* YOUR TASK
All entries below are to be set down again, identical to the source.

* RECORDS SHOWN
__________
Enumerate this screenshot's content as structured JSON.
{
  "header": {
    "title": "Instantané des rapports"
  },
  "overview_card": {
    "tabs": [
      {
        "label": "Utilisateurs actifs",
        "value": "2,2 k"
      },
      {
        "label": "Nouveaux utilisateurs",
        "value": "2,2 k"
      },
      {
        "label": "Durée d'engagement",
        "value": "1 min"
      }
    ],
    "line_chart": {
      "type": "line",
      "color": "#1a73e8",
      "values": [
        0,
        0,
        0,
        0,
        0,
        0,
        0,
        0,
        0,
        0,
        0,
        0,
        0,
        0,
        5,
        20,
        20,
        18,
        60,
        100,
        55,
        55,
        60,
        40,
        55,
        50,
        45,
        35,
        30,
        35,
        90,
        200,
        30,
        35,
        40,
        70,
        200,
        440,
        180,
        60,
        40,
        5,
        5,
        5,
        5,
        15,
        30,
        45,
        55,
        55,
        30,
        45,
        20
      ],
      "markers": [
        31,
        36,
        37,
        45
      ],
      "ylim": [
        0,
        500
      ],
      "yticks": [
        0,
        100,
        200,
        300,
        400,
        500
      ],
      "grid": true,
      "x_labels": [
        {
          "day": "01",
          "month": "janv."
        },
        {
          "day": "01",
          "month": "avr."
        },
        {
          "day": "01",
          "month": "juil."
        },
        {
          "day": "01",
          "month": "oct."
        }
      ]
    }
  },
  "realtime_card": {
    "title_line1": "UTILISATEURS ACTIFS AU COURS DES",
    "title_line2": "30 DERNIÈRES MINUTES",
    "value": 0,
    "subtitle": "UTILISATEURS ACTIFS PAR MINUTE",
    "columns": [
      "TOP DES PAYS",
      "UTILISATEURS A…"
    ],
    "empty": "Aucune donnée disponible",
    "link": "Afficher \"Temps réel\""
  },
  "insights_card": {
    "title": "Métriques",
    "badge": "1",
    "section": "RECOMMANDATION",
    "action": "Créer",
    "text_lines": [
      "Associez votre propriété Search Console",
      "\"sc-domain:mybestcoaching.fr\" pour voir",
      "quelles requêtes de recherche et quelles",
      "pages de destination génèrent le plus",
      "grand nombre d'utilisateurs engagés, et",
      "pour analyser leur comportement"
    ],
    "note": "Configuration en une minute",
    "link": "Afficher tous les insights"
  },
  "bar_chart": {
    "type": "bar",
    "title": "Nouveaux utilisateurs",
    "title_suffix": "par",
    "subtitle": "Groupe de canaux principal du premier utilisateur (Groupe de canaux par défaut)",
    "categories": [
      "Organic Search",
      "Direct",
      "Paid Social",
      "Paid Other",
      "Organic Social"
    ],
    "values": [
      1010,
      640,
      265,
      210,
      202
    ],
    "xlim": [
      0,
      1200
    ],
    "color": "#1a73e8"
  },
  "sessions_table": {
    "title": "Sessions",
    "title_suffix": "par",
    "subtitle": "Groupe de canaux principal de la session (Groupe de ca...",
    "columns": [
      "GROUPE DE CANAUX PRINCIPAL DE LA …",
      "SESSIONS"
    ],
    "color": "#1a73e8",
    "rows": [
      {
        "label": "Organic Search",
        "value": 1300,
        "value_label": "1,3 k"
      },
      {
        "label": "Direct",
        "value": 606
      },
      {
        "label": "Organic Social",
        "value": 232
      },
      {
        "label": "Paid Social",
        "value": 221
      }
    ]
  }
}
__________
* THE OUTPUT
Enumerate this screenshot's content as structured JSON.
{
  "header": {
    "title": "Instantané des rapports"
  },
  "overview_card": {
    "tabs": [
      {
        "label": "Utilisateurs actifs",
        "value": "2,2 k"
      },
      {
        "label": "Nouveaux utilisateurs",
        "value": "2,2 k"
      },
      {
        "label": "Durée d'engagement",
        "value": "1 min"
      }
    ],
    "line_chart": {
      "type": "line",
      "color": "#1a73e8",
      "values": [
        0,
        0,
        0,
        0,
        0,
        0,
        0,
        0,
        0,
        0,
        0,
        0,
        0,
        0,
        5,
        20,
        20,
        18,
        60,
        100,
        55,
        55,
        60,
        40,
        55,
        50,
        45,
        35,
        30,
        35,
        90,
        200,
        30,
        35,
        40,
        70,
        200,
        440,
        180,
        60,
        40,
        5,
        5,
        5,
        5,
        15,
        30,
        45,
        55,
        55,
        30,
        45,
        20
      ],
      "markers": [
        31,
        36,
        37,
        45
      ],
      "ylim": [
        0,
        500
      ],
      "yticks": [
        0,
        100,
        200,
        300,
        400,
        500
      ],
      "grid": true,
      "x_labels": [
        {
          "day": "01",
          "month": "janv."
        },
        {
          "day": "01",
          "month": "avr."
        },
        {
          "day": "01",
          "month": "juil."
        },
        {
          "day": "01",
          "month": "oct."
        }
      ]
    }
  },
  "realtime_card": {
    "title_line1": "UTILISATEURS ACTIFS AU COURS DES",
    "title_line2": "30 DERNIÈRES MINUTES",
    "value": 0,
    "subtitle": "UTILISATEURS ACTIFS PAR MINUTE",
    "columns": [
      "TOP DES PAYS",
      "UTILISATEURS A…"
    ],
    "empty": "Aucune donnée disponible",
    "link": "Afficher \"Temps réel\""
  },
  "insights_card": {
    "title": "Métriques",
    "badge": "1",
    "section": "RECOMMANDATION",
    "action": "Créer",
    "text_lines": [
      "Associez votre propriété Search Console",
      "\"sc-domain:mybestcoaching.fr\" pour voir",
      "quelles requêtes de recherche et quelles",
      "pages de destination génèrent le plus",
      "grand nombre d'utilisateurs engagés, et",
      "pour analyser leur comportement"
    ],
    "note": "Configuration en une minute",
    "link": "Afficher tous les insights"
  },
  "bar_chart": {
    "type": "bar",
    "title": "Nouveaux utilisateurs",
    "title_suffix": "par",
    "subtitle": "Groupe de canaux principal du premier utilisateur (Groupe de canaux par défaut)",
    "categories": [
      "Organic Search",
      "Direct",
      "Paid Social",
      "Paid Other",
      "Organic Social"
    ],
    "values": [
      1010,
      640,
      265,
      210,
      202
    ],
    "xlim": [
      0,
      1200
    ],
    "color": "#1a73e8"
  },
  "sessions_table": {
    "title": "Sessions",
    "title_suffix": "par",
    "subtitle": "Groupe de canaux principal de la session (Groupe de ca...",
    "columns": [
      "GROUPE DE CANAUX PRINCIPAL DE LA …",
      "SESSIONS"
    ],
    "color": "#1a73e8",
    "rows": [
      {
        "label": "Organic Search",
        "value": 1300,
        "value_label": "1,3 k"
      },
      {
        "label": "Direct",
        "value": 606
      },
      {
        "label": "Organic Social",
        "value": 232
      },
      {
        "label": "Paid Social",
        "value": 221
      }
    ]
  }
}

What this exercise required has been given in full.